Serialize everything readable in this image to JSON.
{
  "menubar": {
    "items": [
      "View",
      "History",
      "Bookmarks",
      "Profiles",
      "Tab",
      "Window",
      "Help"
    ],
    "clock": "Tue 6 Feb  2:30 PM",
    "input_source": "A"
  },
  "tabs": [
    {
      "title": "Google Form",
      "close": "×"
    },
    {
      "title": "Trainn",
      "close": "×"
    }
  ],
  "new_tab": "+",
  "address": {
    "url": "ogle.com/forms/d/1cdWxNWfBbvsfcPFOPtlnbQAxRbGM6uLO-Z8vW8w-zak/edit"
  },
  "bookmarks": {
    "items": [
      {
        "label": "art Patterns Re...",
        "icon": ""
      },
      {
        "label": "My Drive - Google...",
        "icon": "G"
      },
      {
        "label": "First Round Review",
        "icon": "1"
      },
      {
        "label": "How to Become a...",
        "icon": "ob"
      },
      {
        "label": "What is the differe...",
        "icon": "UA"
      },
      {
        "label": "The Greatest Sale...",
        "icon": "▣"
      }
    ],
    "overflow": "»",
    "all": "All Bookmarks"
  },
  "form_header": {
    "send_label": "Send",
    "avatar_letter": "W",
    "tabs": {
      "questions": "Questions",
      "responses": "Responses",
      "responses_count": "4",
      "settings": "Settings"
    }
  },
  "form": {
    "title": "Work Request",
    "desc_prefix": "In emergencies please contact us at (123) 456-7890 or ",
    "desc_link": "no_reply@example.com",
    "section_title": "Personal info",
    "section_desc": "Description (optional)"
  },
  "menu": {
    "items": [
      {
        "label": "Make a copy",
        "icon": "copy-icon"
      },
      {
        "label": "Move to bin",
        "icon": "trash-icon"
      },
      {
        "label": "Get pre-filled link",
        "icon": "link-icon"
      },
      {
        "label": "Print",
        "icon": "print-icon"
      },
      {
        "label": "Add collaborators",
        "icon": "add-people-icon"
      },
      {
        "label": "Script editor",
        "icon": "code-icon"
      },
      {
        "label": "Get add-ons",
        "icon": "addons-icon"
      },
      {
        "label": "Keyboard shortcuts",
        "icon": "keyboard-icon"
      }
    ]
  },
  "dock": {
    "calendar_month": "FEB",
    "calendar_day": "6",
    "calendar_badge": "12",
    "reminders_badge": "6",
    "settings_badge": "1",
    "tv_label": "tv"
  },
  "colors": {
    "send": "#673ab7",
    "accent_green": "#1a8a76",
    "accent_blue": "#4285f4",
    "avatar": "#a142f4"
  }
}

= = =

Work to do: Using the listing above, retype each line exactly.

Solution to the exercise:
Serialize everything readable in this image to JSON.
{
  "menubar": {
    "items": [
      "View",
      "History",
      "Bookmarks",
      "Profiles",
      "Tab",
      "Window",
      "Help"
    ],
    "clock": "Tue 6 Feb  2:30 PM",
    "input_source": "A"
  },
  "tabs": [
    {
      "title": "Google Form",
      "close": "×"
    },
    {
      "title": "Trainn",
      "close": "×"
    }
  ],
  "new_tab": "+",
  "address": {
    "url": "ogle.com/forms/d/1cdWxNWfBbvsfcPFOPtlnbQAxRbGM6uLO-Z8vW8w-zak/edit"
  },
  "bookmarks": {
    "items": [
      {
        "label": "art Patterns Re...",
        "icon": ""
      },
      {
        "label": "My Drive - Google...",
        "icon": "G"
      },
      {
        "label": "First Round Review",
        "icon": "1"
      },
      {
        "label": "How to Become a...",
        "icon": "ob"
      },
      {
        "label": "What is the differe...",
        "icon": "UA"
      },
      {
        "label": "The Greatest Sale...",
        "icon": "▣"
      }
    ],
    "overflow": "»",
    "all": "All Bookmarks"
  },
  "form_header": {
    "send_label": "Send",
    "avatar_letter": "W",
    "tabs": {
      "questions": "Questions",
      "responses": "Responses",
      "responses_count": "4",
      "settings": "Settings"
    }
  },
  "form": {
    "title": "Work Request",
    "desc_prefix": "In emergencies please contact us at (123) 456-7890 or ",
    "desc_link": "no_reply@example.com",
    "section_title": "Personal info",
    "section_desc": "Description (optional)"
  },
  "menu": {
    "items": [
      {
        "label": "Make a copy",
        "icon": "copy-icon"
      },
      {
        "label": "Move to bin",
        "icon": "trash-icon"
      },
      {
        "label": "Get pre-filled link",
        "icon": "link-icon"
      },
      {
        "label": "Print",
        "icon": "print-icon"
      },
      {
        "label": "Add collaborators",
        "icon": "add-people-icon"
      },
      {
        "label": "Script editor",
        "icon": "code-icon"
      },
      {
        "label": "Get add-ons",
        "icon": "addons-icon"
      },
      {
        "label": "Keyboard shortcuts",
        "icon": "keyboard-icon"
      }
    ]
  },
  "dock": {
    "calendar_month": "FEB",
    "calendar_day": "6",
    "calendar_badge": "12",
    "reminders_badge": "6",
    "settings_badge": "1",
    "tv_label": "tv"
  },
  "colors": {
    "send": "#673ab7",
    "accent_green": "#1a8a76",
    "accent_blue": "#4285f4",
    "avatar": "#a142f4"
  }
}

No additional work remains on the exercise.